REQUIREMENTS » Exact reproduction of the data is required, with images excluded.

RECORDS FOR THIS TASK »

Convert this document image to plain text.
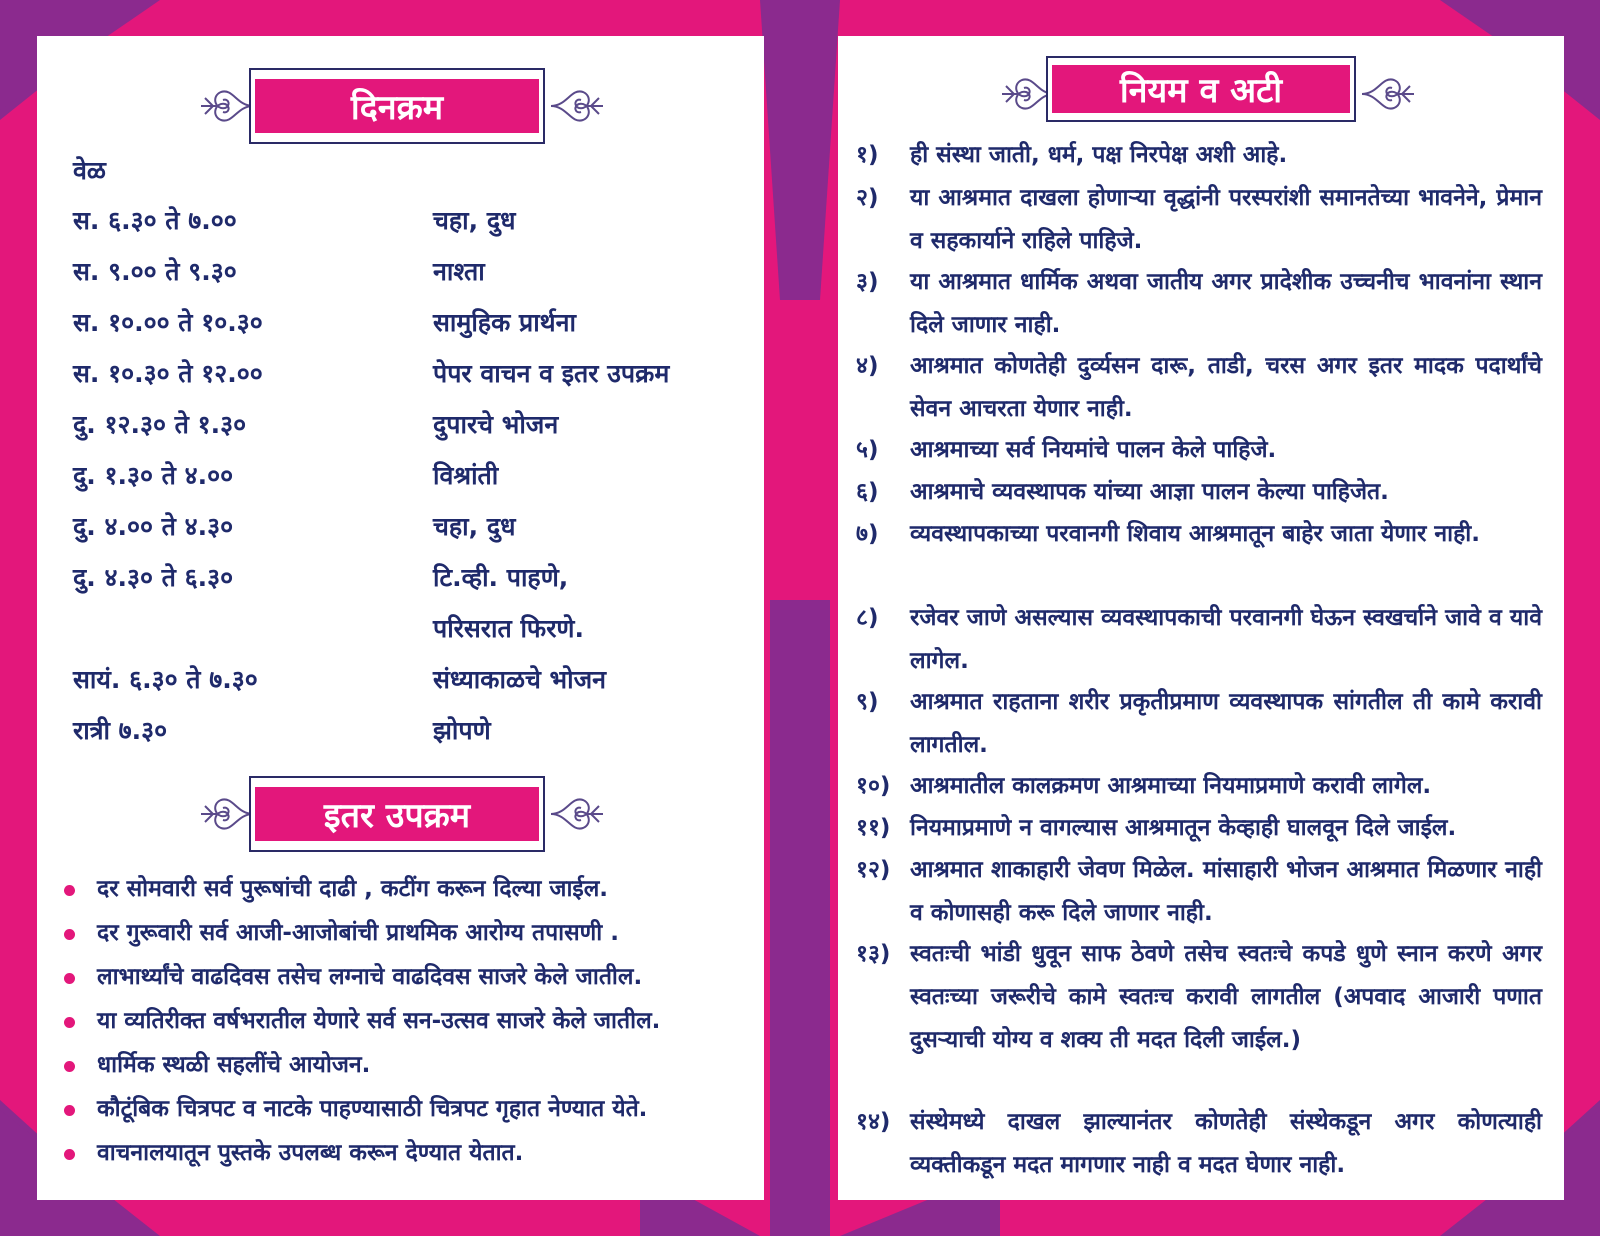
दिनक्रम
वेळ
स. ६.३० ते ७.००	चहा, दुध
स. ९.०० ते ९.३०	नाश्ता
स. १०.०० ते १०.३०	सामुहिक प्रार्थना
स. १०.३० ते १२.००	पेपर वाचन व इतर उपक्रम
दु. १२.३० ते १.३०	दुपारचे भोजन
दु. १.३० ते ४.००	विश्रांती
दु. ४.०० ते ४.३०	चहा, दुध
दु. ४.३० ते ६.३०	टि.व्ही. पाहणे,
परिसरात फिरणे.
सायं. ६.३० ते ७.३०	संध्याकाळचे भोजन
रात्री ७.३०	झोपणे
इतर उपक्रम
दर सोमवारी सर्व पुरूषांची दाढी , कटींग करून दिल्या जाईल.
दर गुरूवारी सर्व आजी-आजोबांची प्राथमिक आरोग्य तपासणी .
लाभार्थ्यांचे वाढदिवस तसेच लग्नाचे वाढदिवस साजरे केले जातील.
या व्यतिरीक्त वर्षभरातील येणारे सर्व सन-उत्सव साजरे केले जातील.
धार्मिक स्थळी सहलींचे आयोजन.
कौटूंबिक चित्रपट व नाटके पाहण्यासाठी चित्रपट गृहात नेण्यात येते.
वाचनालयातून पुस्तके उपलब्ध करून देण्यात येतात.
नियम व अटी
१) ही संस्था जाती, धर्म, पक्ष निरपेक्ष अशी आहे.
२) या आश्रमात दाखला होणाऱ्या वृद्धांनी परस्परांशी समानतेच्या भावनेने, प्रेमान व सहकार्याने राहिले पाहिजे.
३) या आश्रमात धार्मिक अथवा जातीय अगर प्रादेशीक उच्चनीच भावनांना स्थान दिले जाणार नाही.
४) आश्रमात कोणतेही दुर्व्यसन दारू, ताडी, चरस अगर इतर मादक पदार्थांचे सेवन आचरता येणार नाही.
५) आश्रमाच्या सर्व नियमांचे पालन केले पाहिजे.
६) आश्रमाचे व्यवस्थापक यांच्या आज्ञा पालन केल्या पाहिजेत.
७) व्यवस्थापकाच्या परवानगी शिवाय आश्रमातून बाहेर जाता येणार नाही.
८) रजेवर जाणे असल्यास व्यवस्थापकाची परवानगी घेऊन स्वखर्चाने जावे व यावे लागेल.
९) आश्रमात राहताना शरीर प्रकृतीप्रमाण व्यवस्थापक सांगतील ती कामे करावी लागतील.
१०) आश्रमातील कालक्रमण आश्रमाच्या नियमाप्रमाणे करावी लागेल.
११) नियमाप्रमाणे न वागल्यास आश्रमातून केव्हाही घालवून दिले जाईल.
१२) आश्रमात शाकाहारी जेवण मिळेल. मांसाहारी भोजन आश्रमात मिळणार नाही व कोणासही करू दिले जाणार नाही.
१३) स्वतःची भांडी धुवून साफ ठेवणे तसेच स्वतःचे कपडे धुणे स्नान करणे अगर स्वतःच्या जरूरीचे कामे स्वतःच करावी लागतील (अपवाद आजारी पणात दुसऱ्याची योग्य व शक्य ती मदत दिली जाईल.)
१४) संस्थेमध्ये दाखल झाल्यानंतर कोणतेही संस्थेकडून अगर कोणत्याही व्यक्तीकडून मदत मागणार नाही व मदत घेणार नाही.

ANSWER TO THIS EXERCISE »
Convert this document image to plain text.
दिनक्रम
वेळ
स. ६.३० ते ७.००	चहा, दुध
स. ९.०० ते ९.३०	नाश्ता
स. १०.०० ते १०.३०	सामुहिक प्रार्थना
स. १०.३० ते १२.००	पेपर वाचन व इतर उपक्रम
दु. १२.३० ते १.३०	दुपारचे भोजन
दु. १.३० ते ४.००	विश्रांती
दु. ४.०० ते ४.३०	चहा, दुध
दु. ४.३० ते ६.३०	टि.व्ही. पाहणे,
परिसरात फिरणे.
सायं. ६.३० ते ७.३०	संध्याकाळचे भोजन
रात्री ७.३०	झोपणे
इतर उपक्रम
दर सोमवारी सर्व पुरूषांची दाढी , कटींग करून दिल्या जाईल.
दर गुरूवारी सर्व आजी-आजोबांची प्राथमिक आरोग्य तपासणी .
लाभार्थ्यांचे वाढदिवस तसेच लग्नाचे वाढदिवस साजरे केले जातील.
या व्यतिरीक्त वर्षभरातील येणारे सर्व सन-उत्सव साजरे केले जातील.
धार्मिक स्थळी सहलींचे आयोजन.
कौटूंबिक चित्रपट व नाटके पाहण्यासाठी चित्रपट गृहात नेण्यात येते.
वाचनालयातून पुस्तके उपलब्ध करून देण्यात येतात.
नियम व अटी
१) ही संस्था जाती, धर्म, पक्ष निरपेक्ष अशी आहे.
२) या आश्रमात दाखला होणाऱ्या वृद्धांनी परस्परांशी समानतेच्या भावनेने, प्रेमान व सहकार्याने राहिले पाहिजे.
३) या आश्रमात धार्मिक अथवा जातीय अगर प्रादेशीक उच्चनीच भावनांना स्थान दिले जाणार नाही.
४) आश्रमात कोणतेही दुर्व्यसन दारू, ताडी, चरस अगर इतर मादक पदार्थांचे सेवन आचरता येणार नाही.
५) आश्रमाच्या सर्व नियमांचे पालन केले पाहिजे.
६) आश्रमाचे व्यवस्थापक यांच्या आज्ञा पालन केल्या पाहिजेत.
७) व्यवस्थापकाच्या परवानगी शिवाय आश्रमातून बाहेर जाता येणार नाही.
८) रजेवर जाणे असल्यास व्यवस्थापकाची परवानगी घेऊन स्वखर्चाने जावे व यावे लागेल.
९) आश्रमात राहताना शरीर प्रकृतीप्रमाण व्यवस्थापक सांगतील ती कामे करावी लागतील.
१०) आश्रमातील कालक्रमण आश्रमाच्या नियमाप्रमाणे करावी लागेल.
११) नियमाप्रमाणे न वागल्यास आश्रमातून केव्हाही घालवून दिले जाईल.
१२) आश्रमात शाकाहारी जेवण मिळेल. मांसाहारी भोजन आश्रमात मिळणार नाही व कोणासही करू दिले जाणार नाही.
१३) स्वतःची भांडी धुवून साफ ठेवणे तसेच स्वतःचे कपडे धुणे स्नान करणे अगर स्वतःच्या जरूरीचे कामे स्वतःच करावी लागतील (अपवाद आजारी पणात दुसऱ्याची योग्य व शक्य ती मदत दिली जाईल.)
१४) संस्थेमध्ये दाखल झाल्यानंतर कोणतेही संस्थेकडून अगर कोणत्याही व्यक्तीकडून मदत मागणार नाही व मदत घेणार नाही.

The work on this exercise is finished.